Objective.
Copy out the entries below precisely; nothing is to be omitted.
─── Material for this task ───
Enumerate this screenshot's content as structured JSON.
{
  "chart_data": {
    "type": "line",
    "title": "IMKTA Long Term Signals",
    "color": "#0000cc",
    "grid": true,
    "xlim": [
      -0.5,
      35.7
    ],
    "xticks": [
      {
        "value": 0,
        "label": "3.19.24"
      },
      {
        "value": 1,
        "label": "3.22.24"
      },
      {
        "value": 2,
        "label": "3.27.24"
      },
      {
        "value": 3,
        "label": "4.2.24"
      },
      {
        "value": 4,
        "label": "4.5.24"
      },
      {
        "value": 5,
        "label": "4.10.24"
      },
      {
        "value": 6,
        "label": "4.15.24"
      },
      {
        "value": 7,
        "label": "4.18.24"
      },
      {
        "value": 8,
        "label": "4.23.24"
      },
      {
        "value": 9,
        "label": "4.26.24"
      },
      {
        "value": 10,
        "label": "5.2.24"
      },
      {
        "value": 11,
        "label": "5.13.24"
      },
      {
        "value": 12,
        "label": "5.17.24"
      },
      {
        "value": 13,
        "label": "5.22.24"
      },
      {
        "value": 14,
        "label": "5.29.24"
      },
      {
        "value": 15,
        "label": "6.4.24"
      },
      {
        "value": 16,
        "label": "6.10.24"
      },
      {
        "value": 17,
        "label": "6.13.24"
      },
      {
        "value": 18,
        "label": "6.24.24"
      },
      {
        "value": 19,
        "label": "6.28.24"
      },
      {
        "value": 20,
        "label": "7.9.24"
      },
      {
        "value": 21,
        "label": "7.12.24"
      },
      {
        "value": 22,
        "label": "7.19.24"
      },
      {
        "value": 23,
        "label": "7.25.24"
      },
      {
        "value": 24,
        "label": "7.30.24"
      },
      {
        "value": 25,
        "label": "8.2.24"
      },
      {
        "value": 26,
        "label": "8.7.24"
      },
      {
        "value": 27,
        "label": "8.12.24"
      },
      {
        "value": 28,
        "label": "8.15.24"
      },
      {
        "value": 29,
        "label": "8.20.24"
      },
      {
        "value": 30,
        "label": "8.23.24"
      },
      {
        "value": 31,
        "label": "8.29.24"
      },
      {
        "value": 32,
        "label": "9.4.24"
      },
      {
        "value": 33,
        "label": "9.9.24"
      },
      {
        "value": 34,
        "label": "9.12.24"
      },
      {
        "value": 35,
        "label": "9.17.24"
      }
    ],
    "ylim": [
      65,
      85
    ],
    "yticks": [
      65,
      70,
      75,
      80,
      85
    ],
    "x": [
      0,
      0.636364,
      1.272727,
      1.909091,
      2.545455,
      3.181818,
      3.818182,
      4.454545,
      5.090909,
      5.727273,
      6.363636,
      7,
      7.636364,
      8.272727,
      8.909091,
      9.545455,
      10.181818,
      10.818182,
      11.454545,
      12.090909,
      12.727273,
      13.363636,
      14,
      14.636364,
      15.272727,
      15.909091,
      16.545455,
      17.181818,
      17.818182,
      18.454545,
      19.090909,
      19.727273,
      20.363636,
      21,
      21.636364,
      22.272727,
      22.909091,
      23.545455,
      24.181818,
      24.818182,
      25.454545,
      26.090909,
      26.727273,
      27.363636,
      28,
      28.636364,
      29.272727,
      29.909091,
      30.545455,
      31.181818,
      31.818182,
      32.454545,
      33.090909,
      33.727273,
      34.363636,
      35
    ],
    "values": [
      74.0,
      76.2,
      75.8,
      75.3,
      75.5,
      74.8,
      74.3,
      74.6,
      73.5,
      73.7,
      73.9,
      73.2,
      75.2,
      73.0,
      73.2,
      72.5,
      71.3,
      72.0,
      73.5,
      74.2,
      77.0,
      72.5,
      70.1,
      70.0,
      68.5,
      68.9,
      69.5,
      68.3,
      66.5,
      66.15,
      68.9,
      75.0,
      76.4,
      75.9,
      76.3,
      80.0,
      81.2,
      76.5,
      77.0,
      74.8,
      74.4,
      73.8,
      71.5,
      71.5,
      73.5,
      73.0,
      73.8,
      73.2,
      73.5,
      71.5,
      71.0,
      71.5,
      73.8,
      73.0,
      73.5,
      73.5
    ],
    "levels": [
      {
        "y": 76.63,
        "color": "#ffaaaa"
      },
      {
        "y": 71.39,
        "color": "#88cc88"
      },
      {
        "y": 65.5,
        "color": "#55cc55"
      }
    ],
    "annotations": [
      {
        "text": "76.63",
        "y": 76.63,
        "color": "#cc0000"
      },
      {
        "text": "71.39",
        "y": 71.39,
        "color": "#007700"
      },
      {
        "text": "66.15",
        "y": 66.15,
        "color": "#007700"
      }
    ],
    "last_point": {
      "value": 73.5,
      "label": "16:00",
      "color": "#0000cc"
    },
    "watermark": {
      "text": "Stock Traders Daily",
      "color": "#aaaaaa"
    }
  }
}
───
Expected answer.
Enumerate this screenshot's content as structured JSON.
{
  "chart_data": {
    "type": "line",
    "title": "IMKTA Long Term Signals",
    "color": "#0000cc",
    "grid": true,
    "xlim": [
      -0.5,
      35.7
    ],
    "xticks": [
      {
        "value": 0,
        "label": "3.19.24"
      },
      {
        "value": 1,
        "label": "3.22.24"
      },
      {
        "value": 2,
        "label": "3.27.24"
      },
      {
        "value": 3,
        "label": "4.2.24"
      },
      {
        "value": 4,
        "label": "4.5.24"
      },
      {
        "value": 5,
        "label": "4.10.24"
      },
      {
        "value": 6,
        "label": "4.15.24"
      },
      {
        "value": 7,
        "label": "4.18.24"
      },
      {
        "value": 8,
        "label": "4.23.24"
      },
      {
        "value": 9,
        "label": "4.26.24"
      },
      {
        "value": 10,
        "label": "5.2.24"
      },
      {
        "value": 11,
        "label": "5.13.24"
      },
      {
        "value": 12,
        "label": "5.17.24"
      },
      {
        "value": 13,
        "label": "5.22.24"
      },
      {
        "value": 14,
        "label": "5.29.24"
      },
      {
        "value": 15,
        "label": "6.4.24"
      },
      {
        "value": 16,
        "label": "6.10.24"
      },
      {
        "value": 17,
        "label": "6.13.24"
      },
      {
        "value": 18,
        "label": "6.24.24"
      },
      {
        "value": 19,
        "label": "6.28.24"
      },
      {
        "value": 20,
        "label": "7.9.24"
      },
      {
        "value": 21,
        "label": "7.12.24"
      },
      {
        "value": 22,
        "label": "7.19.24"
      },
      {
        "value": 23,
        "label": "7.25.24"
      },
      {
        "value": 24,
        "label": "7.30.24"
      },
      {
        "value": 25,
        "label": "8.2.24"
      },
      {
        "value": 26,
        "label": "8.7.24"
      },
      {
        "value": 27,
        "label": "8.12.24"
      },
      {
        "value": 28,
        "label": "8.15.24"
      },
      {
        "value": 29,
        "label": "8.20.24"
      },
      {
        "value": 30,
        "label": "8.23.24"
      },
      {
        "value": 31,
        "label": "8.29.24"
      },
      {
        "value": 32,
        "label": "9.4.24"
      },
      {
        "value": 33,
        "label": "9.9.24"
      },
      {
        "value": 34,
        "label": "9.12.24"
      },
      {
        "value": 35,
        "label": "9.17.24"
      }
    ],
    "ylim": [
      65,
      85
    ],
    "yticks": [
      65,
      70,
      75,
      80,
      85
    ],
    "x": [
      0,
      0.636364,
      1.272727,
      1.909091,
      2.545455,
      3.181818,
      3.818182,
      4.454545,
      5.090909,
      5.727273,
      6.363636,
      7,
      7.636364,
      8.272727,
      8.909091,
      9.545455,
      10.181818,
      10.818182,
      11.454545,
      12.090909,
      12.727273,
      13.363636,
      14,
      14.636364,
      15.272727,
      15.909091,
      16.545455,
      17.181818,
      17.818182,
      18.454545,
      19.090909,
      19.727273,
      20.363636,
      21,
      21.636364,
      22.272727,
      22.909091,
      23.545455,
      24.181818,
      24.818182,
      25.454545,
      26.090909,
      26.727273,
      27.363636,
      28,
      28.636364,
      29.272727,
      29.909091,
      30.545455,
      31.181818,
      31.818182,
      32.454545,
      33.090909,
      33.727273,
      34.363636,
      35
    ],
    "values": [
      74.0,
      76.2,
      75.8,
      75.3,
      75.5,
      74.8,
      74.3,
      74.6,
      73.5,
      73.7,
      73.9,
      73.2,
      75.2,
      73.0,
      73.2,
      72.5,
      71.3,
      72.0,
      73.5,
      74.2,
      77.0,
      72.5,
      70.1,
      70.0,
      68.5,
      68.9,
      69.5,
      68.3,
      66.5,
      66.15,
      68.9,
      75.0,
      76.4,
      75.9,
      76.3,
      80.0,
      81.2,
      76.5,
      77.0,
      74.8,
      74.4,
      73.8,
      71.5,
      71.5,
      73.5,
      73.0,
      73.8,
      73.2,
      73.5,
      71.5,
      71.0,
      71.5,
      73.8,
      73.0,
      73.5,
      73.5
    ],
    "levels": [
      {
        "y": 76.63,
        "color": "#ffaaaa"
      },
      {
        "y": 71.39,
        "color": "#88cc88"
      },
      {
        "y": 65.5,
        "color": "#55cc55"
      }
    ],
    "annotations": [
      {
        "text": "76.63",
        "y": 76.63,
        "color": "#cc0000"
      },
      {
        "text": "71.39",
        "y": 71.39,
        "color": "#007700"
      },
      {
        "text": "66.15",
        "y": 66.15,
        "color": "#007700"
      }
    ],
    "last_point": {
      "value": 73.5,
      "label": "16:00",
      "color": "#0000cc"
    },
    "watermark": {
      "text": "Stock Traders Daily",
      "color": "#aaaaaa"
    }
  }
}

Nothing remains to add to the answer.